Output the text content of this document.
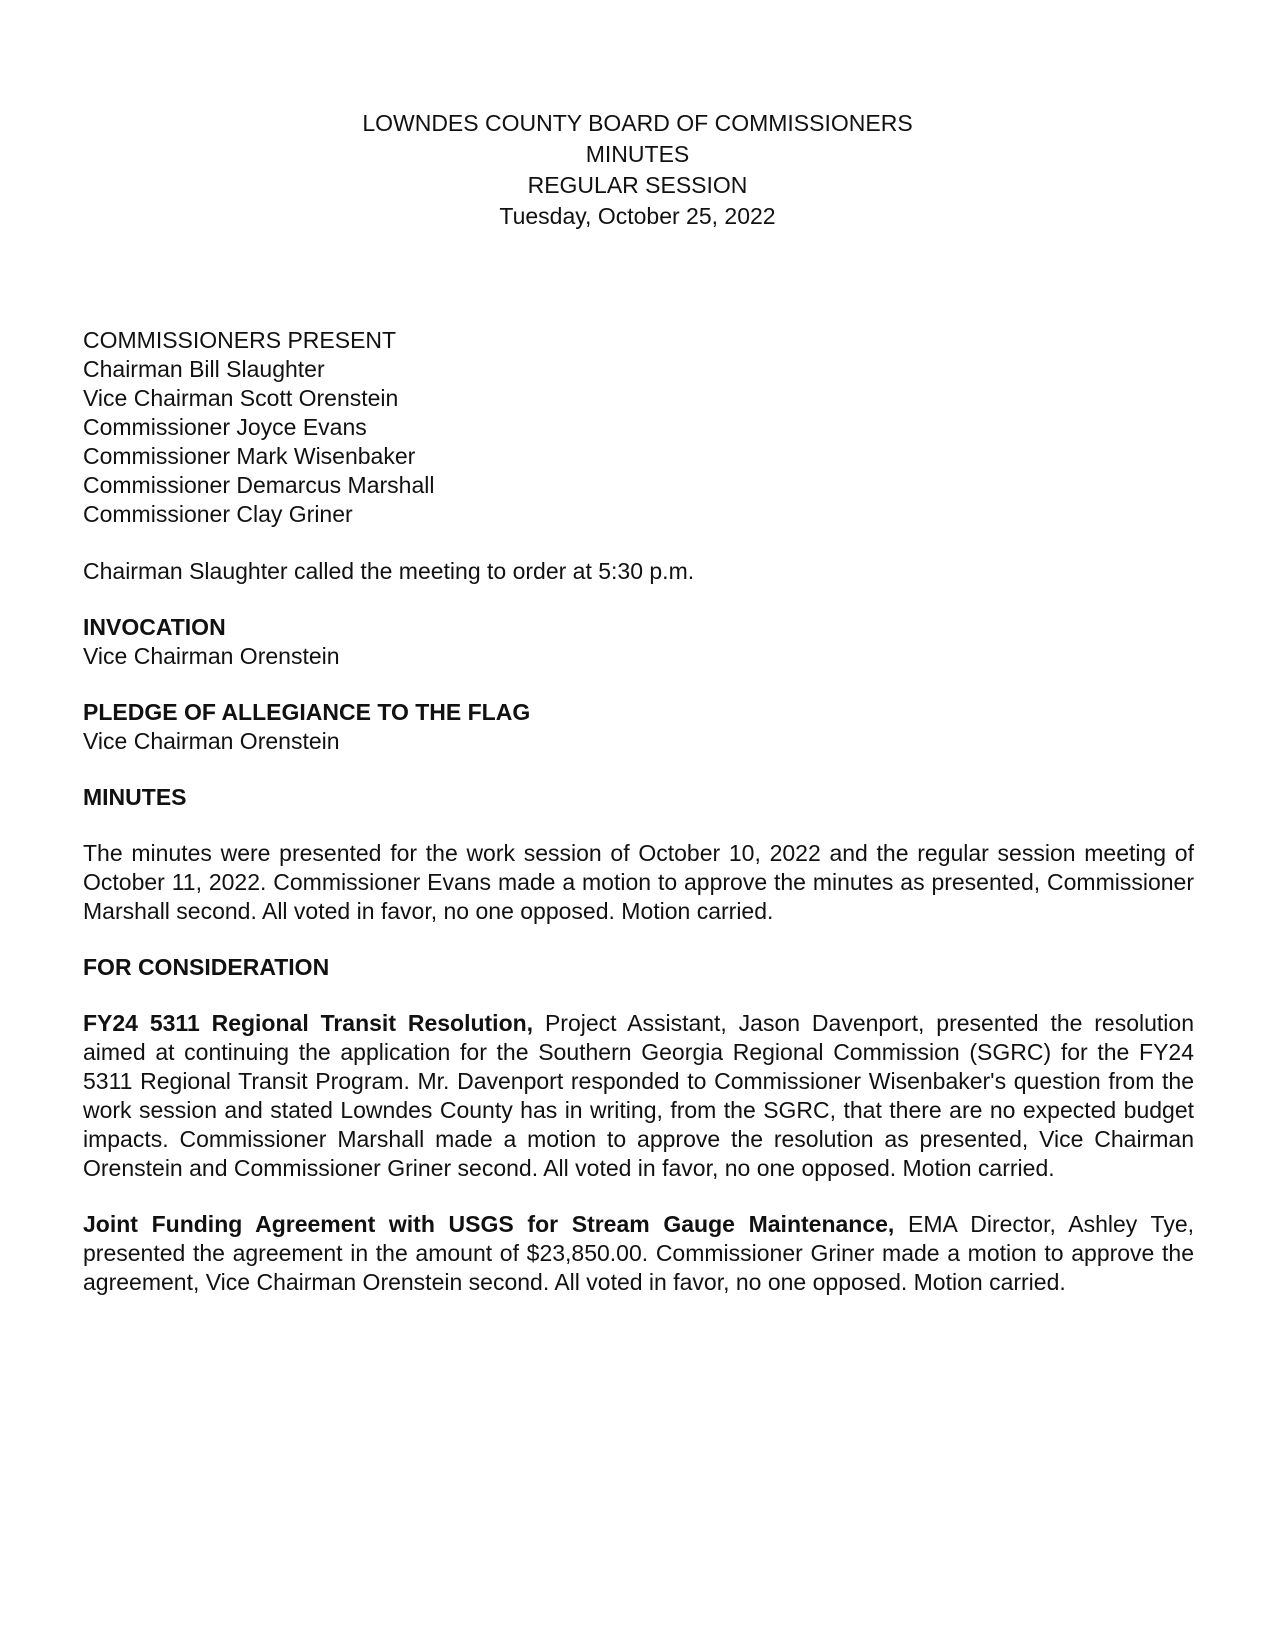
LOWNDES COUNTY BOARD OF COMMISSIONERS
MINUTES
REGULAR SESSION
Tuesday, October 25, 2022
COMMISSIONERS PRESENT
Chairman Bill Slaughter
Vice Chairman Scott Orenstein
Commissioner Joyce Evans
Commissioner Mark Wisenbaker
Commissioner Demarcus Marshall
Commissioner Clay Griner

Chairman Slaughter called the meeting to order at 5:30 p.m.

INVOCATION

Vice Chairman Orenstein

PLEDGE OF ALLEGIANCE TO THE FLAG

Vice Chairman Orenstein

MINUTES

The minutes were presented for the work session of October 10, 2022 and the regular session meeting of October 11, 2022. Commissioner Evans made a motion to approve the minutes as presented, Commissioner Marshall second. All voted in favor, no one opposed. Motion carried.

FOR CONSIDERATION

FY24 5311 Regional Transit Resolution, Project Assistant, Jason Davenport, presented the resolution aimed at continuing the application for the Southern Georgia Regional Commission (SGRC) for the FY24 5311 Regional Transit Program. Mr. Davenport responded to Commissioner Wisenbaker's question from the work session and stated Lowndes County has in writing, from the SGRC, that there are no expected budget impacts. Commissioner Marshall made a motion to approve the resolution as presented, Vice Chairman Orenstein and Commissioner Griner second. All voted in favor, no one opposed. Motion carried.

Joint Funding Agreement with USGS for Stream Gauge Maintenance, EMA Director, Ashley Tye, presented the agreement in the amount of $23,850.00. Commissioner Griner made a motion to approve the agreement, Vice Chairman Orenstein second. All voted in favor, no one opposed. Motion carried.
───
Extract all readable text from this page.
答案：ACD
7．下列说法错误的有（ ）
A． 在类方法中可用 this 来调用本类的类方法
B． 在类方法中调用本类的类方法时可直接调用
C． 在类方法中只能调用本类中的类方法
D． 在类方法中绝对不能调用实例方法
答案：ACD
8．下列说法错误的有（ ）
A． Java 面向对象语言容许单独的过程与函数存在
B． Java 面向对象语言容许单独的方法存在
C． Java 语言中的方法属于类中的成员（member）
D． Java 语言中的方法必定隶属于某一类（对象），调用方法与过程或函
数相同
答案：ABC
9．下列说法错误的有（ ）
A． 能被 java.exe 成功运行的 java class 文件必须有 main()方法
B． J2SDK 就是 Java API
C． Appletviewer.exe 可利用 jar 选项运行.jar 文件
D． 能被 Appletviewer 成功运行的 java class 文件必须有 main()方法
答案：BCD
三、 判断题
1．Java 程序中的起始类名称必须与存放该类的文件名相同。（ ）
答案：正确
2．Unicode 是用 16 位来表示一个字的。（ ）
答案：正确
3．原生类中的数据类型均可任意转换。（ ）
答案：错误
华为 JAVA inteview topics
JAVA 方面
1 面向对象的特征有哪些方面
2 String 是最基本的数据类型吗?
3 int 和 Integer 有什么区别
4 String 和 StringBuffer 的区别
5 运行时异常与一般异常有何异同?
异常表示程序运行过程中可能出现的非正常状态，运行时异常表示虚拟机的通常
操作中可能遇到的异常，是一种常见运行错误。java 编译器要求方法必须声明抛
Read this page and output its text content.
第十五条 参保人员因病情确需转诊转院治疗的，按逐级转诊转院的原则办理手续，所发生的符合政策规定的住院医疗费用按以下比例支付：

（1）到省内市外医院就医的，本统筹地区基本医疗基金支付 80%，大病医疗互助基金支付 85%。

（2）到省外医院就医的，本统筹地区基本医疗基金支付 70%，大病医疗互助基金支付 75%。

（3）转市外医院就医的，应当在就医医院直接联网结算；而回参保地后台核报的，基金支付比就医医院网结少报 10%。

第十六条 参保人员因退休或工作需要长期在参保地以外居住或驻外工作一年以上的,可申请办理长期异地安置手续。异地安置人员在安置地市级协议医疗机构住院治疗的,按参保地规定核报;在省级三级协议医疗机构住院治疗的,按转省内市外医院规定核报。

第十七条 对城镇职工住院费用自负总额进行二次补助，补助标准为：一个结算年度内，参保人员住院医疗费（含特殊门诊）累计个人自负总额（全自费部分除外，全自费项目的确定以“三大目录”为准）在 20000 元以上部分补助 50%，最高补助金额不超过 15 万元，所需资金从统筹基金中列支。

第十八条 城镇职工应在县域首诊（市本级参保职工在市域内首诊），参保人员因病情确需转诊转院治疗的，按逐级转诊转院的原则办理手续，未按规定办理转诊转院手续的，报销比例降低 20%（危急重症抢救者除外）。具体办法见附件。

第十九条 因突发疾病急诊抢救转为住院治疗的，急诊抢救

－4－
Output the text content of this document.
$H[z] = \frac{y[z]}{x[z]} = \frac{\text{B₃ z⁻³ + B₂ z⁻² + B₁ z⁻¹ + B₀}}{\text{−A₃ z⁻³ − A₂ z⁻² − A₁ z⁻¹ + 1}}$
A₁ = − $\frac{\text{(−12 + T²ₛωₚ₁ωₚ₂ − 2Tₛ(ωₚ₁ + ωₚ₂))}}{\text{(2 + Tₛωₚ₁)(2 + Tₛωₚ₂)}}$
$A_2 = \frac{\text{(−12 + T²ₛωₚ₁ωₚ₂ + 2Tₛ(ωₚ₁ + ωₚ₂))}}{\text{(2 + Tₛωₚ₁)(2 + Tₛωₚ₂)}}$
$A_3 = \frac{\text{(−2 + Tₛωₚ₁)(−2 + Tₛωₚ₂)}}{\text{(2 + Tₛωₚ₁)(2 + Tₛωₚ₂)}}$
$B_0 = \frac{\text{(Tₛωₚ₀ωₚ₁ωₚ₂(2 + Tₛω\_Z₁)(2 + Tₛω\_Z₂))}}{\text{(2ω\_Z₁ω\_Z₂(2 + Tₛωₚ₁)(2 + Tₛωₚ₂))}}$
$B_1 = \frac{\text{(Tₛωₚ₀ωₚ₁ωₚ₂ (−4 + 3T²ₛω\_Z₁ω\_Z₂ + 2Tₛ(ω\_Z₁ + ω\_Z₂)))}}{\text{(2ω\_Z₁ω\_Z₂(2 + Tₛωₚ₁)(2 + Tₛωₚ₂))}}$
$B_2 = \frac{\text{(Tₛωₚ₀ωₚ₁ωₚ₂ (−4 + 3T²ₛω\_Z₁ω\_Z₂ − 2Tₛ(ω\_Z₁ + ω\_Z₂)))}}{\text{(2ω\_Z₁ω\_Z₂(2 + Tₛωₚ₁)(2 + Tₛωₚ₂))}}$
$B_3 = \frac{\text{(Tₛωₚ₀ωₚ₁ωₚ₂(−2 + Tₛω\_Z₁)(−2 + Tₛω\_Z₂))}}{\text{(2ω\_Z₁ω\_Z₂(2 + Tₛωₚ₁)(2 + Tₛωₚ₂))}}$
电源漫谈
───
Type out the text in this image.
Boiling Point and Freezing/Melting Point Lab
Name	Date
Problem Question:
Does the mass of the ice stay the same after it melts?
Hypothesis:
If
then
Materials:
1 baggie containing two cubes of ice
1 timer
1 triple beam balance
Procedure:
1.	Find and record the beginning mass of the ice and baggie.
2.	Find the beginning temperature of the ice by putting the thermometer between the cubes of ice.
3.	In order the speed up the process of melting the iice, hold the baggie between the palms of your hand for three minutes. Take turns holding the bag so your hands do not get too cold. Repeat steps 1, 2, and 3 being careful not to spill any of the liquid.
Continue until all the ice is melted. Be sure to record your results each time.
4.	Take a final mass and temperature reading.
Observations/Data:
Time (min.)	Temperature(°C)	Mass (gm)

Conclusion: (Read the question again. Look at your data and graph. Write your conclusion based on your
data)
───
• **DIRECTION**
Pick out the lines that have the word "frac". Copy them all.

• **RESULT OF THE TASK**
$H[z] = \frac{y[z]}{x[z]} = \frac{\text{B₃ z⁻³ + B₂ z⁻² + B₁ z⁻¹ + B₀}}{\text{−A₃ z⁻³ − A₂ z⁻² − A₁ z⁻¹ + 1}}$
A₁ = − $\frac{\text{(−12 + T²ₛωₚ₁ωₚ₂ − 2Tₛ(ωₚ₁ + ωₚ₂))}}{\text{(2 + Tₛωₚ₁)(2 + Tₛωₚ₂)}}$
$A_2 = \frac{\text{(−12 + T²ₛωₚ₁ωₚ₂ + 2Tₛ(ωₚ₁ + ωₚ₂))}}{\text{(2 + Tₛωₚ₁)(2 + Tₛωₚ₂)}}$
$A_3 = \frac{\text{(−2 + Tₛωₚ₁)(−2 + Tₛωₚ₂)}}{\text{(2 + Tₛωₚ₁)(2 + Tₛωₚ₂)}}$
$B_0 = \frac{\text{(Tₛωₚ₀ωₚ₁ωₚ₂(2 + Tₛω\_Z₁)(2 + Tₛω\_Z₂))}}{\text{(2ω\_Z₁ω\_Z₂(2 + Tₛωₚ₁)(2 + Tₛωₚ₂))}}$
$B_1 = \frac{\text{(Tₛωₚ₀ωₚ₁ωₚ₂ (−4 + 3T²ₛω\_Z₁ω\_Z₂ + 2Tₛ(ω\_Z₁ + ω\_Z₂)))}}{\text{(2ω\_Z₁ω\_Z₂(2 + Tₛωₚ₁)(2 + Tₛωₚ₂))}}$
$B_2 = \frac{\text{(Tₛωₚ₀ωₚ₁ωₚ₂ (−4 + 3T²ₛω\_Z₁ω\_Z₂ − 2Tₛ(ω\_Z₁ + ω\_Z₂)))}}{\text{(2ω\_Z₁ω\_Z₂(2 + Tₛωₚ₁)(2 + Tₛωₚ₂))}}$
$B_3 = \frac{\text{(Tₛωₚ₀ωₚ₁ωₚ₂(−2 + Tₛω\_Z₁)(−2 + Tₛω\_Z₂))}}{\text{(2ω\_Z₁ω\_Z₂(2 + Tₛωₚ₁)(2 + Tₛωₚ₂))}}$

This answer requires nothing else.